• [YOUR TASK]:
Seek out every line containing the word "Wasatch", and copy each.

• [Data items]:
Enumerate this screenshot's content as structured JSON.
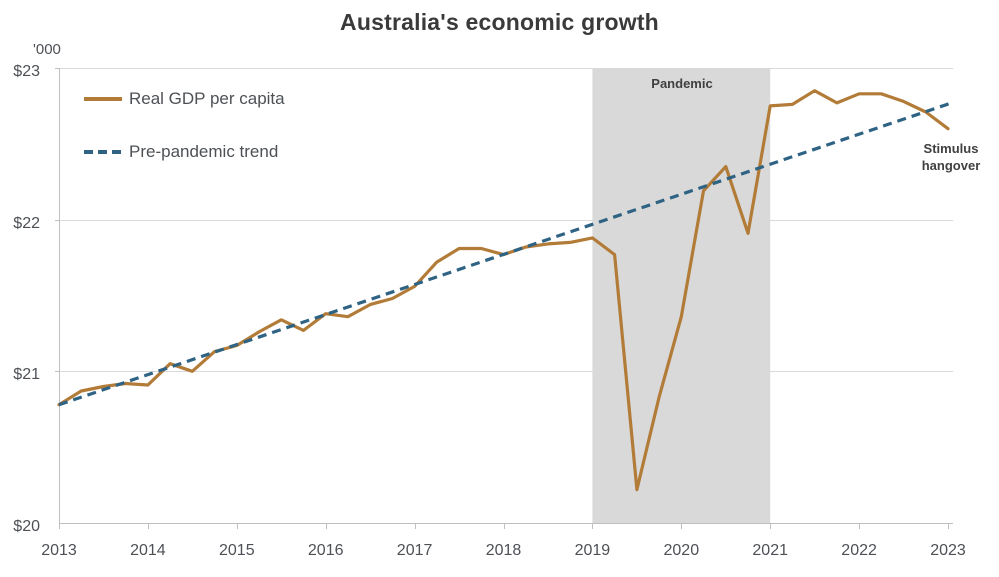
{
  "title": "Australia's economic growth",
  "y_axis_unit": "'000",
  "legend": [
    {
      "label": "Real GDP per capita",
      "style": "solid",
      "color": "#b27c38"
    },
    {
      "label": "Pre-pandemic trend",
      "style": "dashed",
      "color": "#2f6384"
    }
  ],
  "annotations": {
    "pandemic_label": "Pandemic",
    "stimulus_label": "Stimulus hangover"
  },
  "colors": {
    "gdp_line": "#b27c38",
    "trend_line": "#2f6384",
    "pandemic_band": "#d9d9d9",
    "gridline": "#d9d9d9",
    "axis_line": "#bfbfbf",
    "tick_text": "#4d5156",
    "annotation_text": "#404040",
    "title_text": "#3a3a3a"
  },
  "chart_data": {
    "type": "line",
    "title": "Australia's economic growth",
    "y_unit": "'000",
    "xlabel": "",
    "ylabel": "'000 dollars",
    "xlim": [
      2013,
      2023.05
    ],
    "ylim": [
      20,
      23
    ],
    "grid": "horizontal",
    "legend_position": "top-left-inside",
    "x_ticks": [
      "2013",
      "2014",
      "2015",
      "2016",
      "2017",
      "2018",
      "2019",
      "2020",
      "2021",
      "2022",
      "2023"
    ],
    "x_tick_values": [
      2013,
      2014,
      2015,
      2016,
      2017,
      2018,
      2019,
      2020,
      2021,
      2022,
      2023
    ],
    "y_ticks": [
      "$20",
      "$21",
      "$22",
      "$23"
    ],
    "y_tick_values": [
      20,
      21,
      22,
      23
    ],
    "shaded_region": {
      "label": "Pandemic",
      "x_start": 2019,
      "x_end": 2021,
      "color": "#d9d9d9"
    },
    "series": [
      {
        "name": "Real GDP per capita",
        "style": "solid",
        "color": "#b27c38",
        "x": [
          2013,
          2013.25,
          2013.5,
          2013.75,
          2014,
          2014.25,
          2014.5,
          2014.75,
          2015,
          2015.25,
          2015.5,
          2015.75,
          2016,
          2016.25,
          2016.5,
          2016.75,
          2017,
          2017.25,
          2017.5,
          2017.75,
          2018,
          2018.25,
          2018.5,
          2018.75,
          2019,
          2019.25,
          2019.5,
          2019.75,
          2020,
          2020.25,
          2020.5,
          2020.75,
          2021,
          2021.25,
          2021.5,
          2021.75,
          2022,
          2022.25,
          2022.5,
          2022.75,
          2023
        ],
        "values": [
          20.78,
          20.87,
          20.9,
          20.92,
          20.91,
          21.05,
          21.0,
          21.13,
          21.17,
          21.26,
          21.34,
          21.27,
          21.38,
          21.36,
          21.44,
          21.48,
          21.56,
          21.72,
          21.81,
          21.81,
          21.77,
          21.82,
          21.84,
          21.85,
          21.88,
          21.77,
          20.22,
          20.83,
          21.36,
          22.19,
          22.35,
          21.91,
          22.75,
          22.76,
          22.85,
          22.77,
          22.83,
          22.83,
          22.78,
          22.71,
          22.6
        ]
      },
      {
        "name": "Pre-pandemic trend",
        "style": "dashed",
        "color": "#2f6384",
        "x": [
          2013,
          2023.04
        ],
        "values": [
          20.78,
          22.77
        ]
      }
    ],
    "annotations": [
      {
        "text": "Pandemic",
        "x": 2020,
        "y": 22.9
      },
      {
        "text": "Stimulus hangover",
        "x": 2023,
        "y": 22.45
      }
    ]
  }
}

==

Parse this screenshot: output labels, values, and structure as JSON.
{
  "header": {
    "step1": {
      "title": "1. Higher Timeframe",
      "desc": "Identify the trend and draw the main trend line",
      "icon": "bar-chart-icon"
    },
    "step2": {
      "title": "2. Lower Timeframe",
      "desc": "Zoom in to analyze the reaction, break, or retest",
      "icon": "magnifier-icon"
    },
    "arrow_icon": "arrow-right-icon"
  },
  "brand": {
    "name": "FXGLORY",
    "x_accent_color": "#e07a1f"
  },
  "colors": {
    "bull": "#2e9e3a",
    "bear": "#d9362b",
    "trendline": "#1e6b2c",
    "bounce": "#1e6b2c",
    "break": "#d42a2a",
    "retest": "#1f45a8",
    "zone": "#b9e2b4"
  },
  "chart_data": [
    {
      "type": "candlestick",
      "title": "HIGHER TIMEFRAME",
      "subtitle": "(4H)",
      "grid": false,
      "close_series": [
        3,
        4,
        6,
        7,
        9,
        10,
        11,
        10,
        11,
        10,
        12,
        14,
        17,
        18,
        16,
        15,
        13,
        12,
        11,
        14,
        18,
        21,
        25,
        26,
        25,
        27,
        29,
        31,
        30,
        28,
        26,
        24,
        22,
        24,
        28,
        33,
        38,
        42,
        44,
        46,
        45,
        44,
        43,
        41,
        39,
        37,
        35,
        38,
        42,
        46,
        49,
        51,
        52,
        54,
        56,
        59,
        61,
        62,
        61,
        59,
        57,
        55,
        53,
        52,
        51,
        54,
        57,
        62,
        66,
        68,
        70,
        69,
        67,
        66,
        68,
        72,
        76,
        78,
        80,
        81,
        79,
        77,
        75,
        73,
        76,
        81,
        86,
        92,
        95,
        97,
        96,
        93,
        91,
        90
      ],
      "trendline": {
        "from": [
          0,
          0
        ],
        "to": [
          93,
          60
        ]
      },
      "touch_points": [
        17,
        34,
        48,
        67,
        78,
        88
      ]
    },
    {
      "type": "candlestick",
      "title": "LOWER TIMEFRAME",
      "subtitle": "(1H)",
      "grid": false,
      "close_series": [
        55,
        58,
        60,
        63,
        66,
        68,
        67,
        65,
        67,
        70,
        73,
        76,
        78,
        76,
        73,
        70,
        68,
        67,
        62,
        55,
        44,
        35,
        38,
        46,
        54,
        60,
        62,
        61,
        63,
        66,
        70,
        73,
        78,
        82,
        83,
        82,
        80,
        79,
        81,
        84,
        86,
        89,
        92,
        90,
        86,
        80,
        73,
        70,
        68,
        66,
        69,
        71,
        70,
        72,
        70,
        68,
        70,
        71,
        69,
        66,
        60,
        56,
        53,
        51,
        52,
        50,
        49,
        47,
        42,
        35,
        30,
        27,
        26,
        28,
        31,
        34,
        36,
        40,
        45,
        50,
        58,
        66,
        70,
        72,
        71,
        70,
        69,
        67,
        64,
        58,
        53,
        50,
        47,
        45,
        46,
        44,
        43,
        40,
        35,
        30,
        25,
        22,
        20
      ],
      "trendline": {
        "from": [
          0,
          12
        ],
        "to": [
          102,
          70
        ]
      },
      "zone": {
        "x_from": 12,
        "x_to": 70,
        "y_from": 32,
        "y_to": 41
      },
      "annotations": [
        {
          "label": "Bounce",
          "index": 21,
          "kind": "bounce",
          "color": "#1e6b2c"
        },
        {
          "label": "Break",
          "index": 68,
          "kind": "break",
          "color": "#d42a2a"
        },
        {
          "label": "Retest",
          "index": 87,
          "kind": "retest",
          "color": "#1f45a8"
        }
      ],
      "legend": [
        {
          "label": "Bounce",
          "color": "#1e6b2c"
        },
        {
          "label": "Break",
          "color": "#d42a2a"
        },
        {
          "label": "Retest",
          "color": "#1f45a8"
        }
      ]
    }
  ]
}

...

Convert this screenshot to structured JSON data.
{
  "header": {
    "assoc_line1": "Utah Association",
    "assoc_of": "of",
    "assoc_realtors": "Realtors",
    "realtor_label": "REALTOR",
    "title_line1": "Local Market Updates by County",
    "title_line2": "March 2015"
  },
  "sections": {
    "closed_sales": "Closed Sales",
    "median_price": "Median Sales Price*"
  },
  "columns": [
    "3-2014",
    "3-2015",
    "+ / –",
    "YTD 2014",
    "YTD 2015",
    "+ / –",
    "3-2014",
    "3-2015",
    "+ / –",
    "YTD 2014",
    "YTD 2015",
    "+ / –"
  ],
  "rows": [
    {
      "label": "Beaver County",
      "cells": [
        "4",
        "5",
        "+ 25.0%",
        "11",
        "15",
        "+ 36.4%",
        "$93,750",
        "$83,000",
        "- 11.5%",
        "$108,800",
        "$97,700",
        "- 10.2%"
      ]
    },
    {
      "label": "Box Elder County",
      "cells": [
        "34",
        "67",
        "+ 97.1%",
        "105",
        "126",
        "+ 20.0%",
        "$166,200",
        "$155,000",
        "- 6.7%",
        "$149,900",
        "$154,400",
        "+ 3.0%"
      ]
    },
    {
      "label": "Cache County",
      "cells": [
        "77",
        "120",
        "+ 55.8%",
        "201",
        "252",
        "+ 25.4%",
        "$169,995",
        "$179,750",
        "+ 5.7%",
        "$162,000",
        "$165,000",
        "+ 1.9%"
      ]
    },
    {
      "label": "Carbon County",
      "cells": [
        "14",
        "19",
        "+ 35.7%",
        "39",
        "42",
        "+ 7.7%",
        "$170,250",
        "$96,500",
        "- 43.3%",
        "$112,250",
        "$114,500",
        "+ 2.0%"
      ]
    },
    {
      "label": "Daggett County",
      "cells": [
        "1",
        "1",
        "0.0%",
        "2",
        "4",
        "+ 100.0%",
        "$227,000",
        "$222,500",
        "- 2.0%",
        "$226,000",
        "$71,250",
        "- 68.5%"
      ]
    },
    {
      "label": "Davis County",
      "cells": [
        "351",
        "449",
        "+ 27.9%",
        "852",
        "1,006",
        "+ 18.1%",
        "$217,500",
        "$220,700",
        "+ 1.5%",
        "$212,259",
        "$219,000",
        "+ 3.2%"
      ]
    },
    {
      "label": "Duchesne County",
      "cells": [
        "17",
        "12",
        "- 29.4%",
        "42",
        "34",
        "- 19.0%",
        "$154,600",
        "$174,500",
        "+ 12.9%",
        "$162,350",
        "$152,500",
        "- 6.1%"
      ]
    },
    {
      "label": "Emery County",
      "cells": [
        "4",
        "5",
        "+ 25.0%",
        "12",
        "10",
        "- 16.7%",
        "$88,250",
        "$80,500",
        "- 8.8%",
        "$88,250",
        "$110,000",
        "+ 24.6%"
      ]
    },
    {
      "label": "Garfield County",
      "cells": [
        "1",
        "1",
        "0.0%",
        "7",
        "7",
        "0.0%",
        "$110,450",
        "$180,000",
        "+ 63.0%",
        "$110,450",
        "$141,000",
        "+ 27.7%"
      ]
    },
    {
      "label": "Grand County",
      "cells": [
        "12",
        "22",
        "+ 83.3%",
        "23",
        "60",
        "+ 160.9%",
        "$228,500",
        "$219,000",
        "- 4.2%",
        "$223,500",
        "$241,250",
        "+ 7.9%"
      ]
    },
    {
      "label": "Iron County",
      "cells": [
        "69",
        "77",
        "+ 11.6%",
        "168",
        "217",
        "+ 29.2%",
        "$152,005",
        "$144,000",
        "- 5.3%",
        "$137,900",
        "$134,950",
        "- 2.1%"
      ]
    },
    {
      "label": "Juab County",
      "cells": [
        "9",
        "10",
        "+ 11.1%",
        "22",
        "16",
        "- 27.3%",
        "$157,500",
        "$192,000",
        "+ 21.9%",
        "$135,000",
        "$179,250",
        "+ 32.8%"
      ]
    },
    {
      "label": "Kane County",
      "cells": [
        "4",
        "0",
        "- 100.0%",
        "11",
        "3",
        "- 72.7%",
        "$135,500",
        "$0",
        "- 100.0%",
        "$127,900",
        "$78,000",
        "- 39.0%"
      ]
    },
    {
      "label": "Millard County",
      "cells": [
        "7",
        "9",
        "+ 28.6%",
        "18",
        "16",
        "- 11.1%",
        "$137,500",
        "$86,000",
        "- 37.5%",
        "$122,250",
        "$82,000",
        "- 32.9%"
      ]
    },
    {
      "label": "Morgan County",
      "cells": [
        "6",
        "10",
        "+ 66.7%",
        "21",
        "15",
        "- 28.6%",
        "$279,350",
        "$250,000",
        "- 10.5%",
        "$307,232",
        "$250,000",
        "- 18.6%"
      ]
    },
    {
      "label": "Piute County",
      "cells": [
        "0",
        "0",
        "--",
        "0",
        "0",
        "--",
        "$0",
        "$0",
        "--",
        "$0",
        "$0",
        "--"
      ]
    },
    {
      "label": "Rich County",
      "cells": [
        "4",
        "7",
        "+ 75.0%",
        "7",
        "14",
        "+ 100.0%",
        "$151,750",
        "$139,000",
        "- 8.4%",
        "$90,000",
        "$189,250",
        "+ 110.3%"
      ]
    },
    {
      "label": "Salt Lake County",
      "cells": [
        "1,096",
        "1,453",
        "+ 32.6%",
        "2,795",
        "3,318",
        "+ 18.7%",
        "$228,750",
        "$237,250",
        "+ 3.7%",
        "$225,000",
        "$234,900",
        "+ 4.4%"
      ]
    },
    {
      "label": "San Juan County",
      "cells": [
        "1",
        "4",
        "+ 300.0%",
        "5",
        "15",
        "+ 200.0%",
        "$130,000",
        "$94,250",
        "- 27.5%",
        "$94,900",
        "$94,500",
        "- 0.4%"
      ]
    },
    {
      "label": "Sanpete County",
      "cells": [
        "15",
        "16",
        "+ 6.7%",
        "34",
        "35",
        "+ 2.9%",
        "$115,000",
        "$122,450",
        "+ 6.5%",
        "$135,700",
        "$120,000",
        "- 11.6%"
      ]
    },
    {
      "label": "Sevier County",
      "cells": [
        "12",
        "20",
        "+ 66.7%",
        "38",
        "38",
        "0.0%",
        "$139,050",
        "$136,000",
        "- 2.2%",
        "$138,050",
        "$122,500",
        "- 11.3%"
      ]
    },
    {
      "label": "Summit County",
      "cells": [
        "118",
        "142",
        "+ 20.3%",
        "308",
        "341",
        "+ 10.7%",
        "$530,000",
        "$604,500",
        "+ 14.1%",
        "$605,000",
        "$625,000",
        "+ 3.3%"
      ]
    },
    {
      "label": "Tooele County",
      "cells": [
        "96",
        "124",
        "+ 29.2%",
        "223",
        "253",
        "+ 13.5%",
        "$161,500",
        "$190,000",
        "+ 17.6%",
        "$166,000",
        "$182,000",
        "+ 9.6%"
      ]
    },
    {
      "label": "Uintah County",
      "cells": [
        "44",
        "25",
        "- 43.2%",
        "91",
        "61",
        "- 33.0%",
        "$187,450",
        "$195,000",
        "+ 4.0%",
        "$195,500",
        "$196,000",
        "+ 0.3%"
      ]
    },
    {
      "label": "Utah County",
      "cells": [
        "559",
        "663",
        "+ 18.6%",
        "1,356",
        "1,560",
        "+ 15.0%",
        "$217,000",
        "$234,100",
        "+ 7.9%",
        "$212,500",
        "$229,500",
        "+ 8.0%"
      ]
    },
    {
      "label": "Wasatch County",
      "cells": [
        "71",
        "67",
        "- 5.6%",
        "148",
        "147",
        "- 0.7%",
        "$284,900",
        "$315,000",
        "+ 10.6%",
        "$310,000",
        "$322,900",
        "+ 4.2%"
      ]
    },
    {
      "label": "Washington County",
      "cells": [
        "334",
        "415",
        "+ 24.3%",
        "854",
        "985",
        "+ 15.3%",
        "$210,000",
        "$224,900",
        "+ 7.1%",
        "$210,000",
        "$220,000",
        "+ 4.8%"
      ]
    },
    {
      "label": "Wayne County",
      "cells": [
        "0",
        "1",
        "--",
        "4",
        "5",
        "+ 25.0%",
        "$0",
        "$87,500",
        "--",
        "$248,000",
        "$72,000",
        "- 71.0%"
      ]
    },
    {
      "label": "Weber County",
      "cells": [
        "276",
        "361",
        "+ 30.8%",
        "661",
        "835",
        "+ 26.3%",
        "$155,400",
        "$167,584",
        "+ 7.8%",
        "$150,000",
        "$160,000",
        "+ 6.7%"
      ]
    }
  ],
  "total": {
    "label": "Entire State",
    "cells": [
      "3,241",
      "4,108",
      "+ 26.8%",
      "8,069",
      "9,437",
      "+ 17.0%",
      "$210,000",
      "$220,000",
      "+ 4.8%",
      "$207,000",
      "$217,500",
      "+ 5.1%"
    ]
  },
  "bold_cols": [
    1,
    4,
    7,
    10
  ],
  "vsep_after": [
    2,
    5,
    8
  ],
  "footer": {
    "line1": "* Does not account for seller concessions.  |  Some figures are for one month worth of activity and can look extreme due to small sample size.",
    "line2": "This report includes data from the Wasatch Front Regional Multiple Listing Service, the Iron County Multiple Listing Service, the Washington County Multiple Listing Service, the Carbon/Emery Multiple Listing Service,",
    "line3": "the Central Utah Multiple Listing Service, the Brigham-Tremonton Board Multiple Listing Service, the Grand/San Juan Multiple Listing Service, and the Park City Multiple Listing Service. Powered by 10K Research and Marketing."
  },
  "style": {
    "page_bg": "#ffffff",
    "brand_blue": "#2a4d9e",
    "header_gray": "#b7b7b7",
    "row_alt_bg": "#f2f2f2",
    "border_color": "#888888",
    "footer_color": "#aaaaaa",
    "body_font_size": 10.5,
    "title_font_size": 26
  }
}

• [ANSWER IN FULL]:
      "label": "Wasatch County",
    "line2": "This report includes data from the Wasatch Front Regional Multiple Listing Service, the Iron County Multiple Listing Service, the Washington County Multiple Listing Service, the Carbon/Emery Multiple Listing Service,",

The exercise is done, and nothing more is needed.